EXERCISE DESCRIPTION
Search the data below for the word "西北市场" and copy each line that holds it.

########################################

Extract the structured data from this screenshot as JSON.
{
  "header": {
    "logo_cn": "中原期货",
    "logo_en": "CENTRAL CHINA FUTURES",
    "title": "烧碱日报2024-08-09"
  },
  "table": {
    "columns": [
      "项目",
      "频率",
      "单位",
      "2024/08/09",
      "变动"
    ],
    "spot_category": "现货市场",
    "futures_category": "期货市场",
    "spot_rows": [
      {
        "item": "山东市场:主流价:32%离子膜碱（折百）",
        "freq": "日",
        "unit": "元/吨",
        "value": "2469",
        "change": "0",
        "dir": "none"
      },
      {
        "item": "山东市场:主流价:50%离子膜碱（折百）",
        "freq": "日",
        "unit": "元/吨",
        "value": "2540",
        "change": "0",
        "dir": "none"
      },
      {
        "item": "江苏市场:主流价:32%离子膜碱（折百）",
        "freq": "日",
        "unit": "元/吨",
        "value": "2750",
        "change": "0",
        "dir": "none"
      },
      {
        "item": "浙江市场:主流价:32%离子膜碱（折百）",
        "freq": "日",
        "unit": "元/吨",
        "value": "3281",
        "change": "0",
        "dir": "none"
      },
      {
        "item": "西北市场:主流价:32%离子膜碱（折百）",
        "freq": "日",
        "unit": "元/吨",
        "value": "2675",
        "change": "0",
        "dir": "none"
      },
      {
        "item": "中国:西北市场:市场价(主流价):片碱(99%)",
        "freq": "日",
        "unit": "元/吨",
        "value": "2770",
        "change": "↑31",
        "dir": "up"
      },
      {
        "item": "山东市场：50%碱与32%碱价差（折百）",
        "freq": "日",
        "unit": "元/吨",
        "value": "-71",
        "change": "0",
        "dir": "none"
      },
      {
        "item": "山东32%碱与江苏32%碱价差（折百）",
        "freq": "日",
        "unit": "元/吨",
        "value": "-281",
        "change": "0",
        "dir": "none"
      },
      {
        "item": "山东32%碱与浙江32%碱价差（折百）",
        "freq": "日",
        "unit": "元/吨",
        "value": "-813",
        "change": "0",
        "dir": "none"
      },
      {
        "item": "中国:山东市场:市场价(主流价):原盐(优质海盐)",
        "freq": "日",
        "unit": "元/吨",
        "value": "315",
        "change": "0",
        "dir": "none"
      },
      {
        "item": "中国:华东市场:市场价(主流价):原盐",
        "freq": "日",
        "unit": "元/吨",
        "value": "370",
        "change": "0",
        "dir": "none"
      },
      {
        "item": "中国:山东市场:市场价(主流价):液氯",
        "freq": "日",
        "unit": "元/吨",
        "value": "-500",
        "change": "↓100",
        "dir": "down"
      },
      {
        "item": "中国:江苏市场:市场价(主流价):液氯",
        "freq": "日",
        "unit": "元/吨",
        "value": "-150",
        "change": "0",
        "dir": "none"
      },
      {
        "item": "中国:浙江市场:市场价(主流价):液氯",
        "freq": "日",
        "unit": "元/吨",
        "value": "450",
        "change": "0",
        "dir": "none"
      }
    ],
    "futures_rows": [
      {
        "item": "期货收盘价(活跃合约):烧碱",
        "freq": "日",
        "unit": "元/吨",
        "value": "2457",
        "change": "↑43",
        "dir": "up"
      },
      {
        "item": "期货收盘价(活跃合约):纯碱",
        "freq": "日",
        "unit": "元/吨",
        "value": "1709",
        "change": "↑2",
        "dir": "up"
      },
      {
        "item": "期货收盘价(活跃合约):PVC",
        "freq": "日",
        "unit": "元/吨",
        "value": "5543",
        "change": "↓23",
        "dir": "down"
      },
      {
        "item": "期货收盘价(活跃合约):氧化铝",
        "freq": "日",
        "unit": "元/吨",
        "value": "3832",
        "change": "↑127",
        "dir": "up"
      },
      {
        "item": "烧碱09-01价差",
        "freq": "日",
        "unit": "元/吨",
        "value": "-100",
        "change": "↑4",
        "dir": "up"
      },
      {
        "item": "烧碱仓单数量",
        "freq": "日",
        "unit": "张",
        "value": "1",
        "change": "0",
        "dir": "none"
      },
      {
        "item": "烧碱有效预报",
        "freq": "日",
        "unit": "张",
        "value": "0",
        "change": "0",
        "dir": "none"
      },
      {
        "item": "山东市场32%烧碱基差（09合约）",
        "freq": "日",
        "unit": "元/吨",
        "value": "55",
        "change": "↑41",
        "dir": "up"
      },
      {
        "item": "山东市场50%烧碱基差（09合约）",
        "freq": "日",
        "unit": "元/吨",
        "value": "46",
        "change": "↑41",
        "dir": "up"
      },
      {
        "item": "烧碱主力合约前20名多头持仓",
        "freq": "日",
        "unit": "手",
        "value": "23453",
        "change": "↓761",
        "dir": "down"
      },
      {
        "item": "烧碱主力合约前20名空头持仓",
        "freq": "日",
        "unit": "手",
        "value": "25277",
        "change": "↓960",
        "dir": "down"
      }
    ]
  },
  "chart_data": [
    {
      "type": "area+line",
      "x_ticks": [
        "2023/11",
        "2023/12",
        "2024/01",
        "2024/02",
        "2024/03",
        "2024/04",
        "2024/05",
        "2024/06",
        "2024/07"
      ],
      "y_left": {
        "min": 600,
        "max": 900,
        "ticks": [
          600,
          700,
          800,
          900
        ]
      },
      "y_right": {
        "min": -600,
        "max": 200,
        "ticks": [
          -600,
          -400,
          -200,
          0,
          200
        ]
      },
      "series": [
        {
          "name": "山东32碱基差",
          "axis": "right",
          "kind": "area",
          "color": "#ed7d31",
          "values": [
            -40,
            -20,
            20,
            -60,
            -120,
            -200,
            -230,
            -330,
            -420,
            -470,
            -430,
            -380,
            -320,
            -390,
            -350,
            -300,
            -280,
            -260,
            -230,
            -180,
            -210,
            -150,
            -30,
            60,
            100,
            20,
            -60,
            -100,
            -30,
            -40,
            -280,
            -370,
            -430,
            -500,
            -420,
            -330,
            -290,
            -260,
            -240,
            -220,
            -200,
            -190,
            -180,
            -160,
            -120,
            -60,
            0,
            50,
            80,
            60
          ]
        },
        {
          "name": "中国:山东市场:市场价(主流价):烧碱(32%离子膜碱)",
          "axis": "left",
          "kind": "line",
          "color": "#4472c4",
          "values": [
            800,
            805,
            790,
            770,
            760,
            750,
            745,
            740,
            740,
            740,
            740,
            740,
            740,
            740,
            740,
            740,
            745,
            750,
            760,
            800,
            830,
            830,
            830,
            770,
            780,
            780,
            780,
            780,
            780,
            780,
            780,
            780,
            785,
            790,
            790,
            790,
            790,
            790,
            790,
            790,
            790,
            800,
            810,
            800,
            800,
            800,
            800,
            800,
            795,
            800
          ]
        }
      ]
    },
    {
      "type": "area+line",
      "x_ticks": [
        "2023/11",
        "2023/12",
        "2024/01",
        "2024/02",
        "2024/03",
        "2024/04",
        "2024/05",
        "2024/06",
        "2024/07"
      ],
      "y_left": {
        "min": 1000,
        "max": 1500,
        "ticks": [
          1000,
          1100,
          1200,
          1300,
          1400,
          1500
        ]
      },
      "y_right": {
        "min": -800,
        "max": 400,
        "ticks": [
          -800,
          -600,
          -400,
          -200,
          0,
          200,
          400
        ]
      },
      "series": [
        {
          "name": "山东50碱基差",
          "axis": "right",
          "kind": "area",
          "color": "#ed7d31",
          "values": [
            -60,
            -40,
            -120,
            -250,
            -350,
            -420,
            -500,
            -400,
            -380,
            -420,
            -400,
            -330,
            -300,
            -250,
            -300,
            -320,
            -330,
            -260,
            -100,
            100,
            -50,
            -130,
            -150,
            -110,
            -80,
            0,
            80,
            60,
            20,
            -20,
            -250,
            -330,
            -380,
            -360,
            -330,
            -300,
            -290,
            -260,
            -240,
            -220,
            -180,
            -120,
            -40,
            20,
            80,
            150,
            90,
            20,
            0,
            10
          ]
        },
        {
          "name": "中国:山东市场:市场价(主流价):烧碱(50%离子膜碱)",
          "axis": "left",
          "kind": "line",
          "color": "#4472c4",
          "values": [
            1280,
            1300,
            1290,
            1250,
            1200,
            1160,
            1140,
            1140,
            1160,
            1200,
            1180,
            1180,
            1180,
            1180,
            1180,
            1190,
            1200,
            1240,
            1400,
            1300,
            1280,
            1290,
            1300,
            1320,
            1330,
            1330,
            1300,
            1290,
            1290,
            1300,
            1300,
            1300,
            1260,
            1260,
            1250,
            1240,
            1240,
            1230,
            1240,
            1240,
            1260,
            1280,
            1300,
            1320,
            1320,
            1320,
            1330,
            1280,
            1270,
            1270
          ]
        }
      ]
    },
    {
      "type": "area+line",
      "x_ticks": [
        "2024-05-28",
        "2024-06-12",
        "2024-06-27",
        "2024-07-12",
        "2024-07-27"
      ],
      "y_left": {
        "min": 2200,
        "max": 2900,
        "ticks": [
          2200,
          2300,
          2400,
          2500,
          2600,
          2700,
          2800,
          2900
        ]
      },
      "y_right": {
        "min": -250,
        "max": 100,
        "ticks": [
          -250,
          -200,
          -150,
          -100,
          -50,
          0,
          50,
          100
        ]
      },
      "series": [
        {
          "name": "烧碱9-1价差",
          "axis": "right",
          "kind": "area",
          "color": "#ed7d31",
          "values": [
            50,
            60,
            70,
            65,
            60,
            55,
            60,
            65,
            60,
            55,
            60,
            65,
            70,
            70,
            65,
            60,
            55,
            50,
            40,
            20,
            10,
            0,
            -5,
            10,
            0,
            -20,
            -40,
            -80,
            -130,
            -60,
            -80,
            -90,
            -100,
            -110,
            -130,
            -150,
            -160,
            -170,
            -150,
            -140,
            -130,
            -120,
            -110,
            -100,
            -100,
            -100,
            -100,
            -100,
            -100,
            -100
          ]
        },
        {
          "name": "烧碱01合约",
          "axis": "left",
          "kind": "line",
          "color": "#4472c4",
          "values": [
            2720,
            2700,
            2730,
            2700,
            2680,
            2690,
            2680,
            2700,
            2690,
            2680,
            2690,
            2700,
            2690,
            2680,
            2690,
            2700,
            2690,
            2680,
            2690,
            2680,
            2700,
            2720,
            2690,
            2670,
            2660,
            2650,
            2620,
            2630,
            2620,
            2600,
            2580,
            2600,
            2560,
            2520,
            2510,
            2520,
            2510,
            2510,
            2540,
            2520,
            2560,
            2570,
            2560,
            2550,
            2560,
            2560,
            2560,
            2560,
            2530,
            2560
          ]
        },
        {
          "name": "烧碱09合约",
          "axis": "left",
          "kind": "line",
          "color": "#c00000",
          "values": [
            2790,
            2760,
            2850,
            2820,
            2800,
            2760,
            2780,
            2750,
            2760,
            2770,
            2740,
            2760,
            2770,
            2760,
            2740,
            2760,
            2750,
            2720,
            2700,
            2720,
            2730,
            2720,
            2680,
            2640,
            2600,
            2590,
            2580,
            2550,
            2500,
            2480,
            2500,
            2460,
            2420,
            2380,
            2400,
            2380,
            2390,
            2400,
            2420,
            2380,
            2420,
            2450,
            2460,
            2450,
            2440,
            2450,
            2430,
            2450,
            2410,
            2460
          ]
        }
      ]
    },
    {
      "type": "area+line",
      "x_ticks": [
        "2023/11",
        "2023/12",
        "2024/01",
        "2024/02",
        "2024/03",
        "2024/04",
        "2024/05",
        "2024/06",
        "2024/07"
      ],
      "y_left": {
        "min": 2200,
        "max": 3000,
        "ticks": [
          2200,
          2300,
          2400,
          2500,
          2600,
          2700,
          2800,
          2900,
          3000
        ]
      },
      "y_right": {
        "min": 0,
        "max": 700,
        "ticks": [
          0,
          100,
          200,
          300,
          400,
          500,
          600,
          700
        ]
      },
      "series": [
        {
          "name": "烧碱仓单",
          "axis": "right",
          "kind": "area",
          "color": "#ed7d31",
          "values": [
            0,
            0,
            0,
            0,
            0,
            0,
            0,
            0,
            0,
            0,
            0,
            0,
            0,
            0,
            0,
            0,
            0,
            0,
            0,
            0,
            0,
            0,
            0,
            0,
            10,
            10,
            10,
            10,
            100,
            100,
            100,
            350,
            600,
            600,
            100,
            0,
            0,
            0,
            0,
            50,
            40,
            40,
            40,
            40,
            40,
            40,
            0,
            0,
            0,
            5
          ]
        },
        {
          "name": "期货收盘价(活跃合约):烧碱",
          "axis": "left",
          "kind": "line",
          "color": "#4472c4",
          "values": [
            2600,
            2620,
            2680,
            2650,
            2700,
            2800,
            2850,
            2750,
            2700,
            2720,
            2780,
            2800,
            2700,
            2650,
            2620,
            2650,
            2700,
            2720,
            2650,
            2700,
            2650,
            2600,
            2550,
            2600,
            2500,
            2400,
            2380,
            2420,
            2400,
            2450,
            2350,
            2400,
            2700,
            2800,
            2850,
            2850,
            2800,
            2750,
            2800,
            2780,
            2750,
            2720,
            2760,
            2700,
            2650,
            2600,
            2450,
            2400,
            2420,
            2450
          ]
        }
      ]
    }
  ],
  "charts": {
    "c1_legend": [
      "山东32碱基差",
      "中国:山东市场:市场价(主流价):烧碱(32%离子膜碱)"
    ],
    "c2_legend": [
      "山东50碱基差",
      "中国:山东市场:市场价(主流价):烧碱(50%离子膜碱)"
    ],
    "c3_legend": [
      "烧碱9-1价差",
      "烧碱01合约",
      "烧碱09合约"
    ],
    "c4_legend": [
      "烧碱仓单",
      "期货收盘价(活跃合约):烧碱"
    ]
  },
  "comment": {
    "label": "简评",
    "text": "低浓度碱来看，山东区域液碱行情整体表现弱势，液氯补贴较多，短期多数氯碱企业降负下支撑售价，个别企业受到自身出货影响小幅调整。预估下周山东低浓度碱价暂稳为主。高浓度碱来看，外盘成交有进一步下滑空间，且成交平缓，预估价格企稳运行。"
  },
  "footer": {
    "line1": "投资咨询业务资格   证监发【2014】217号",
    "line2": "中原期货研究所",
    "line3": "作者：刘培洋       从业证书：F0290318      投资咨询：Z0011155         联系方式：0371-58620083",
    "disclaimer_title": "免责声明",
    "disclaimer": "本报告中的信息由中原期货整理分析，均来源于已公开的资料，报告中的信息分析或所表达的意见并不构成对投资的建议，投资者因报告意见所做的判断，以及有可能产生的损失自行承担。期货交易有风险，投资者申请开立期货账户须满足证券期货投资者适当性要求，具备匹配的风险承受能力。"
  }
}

########################################

RIGHT ANSWER
        "item": "西北市场:主流价:32%离子膜碱（折百）",
        "item": "中国:西北市场:市场价(主流价):片碱(99%)",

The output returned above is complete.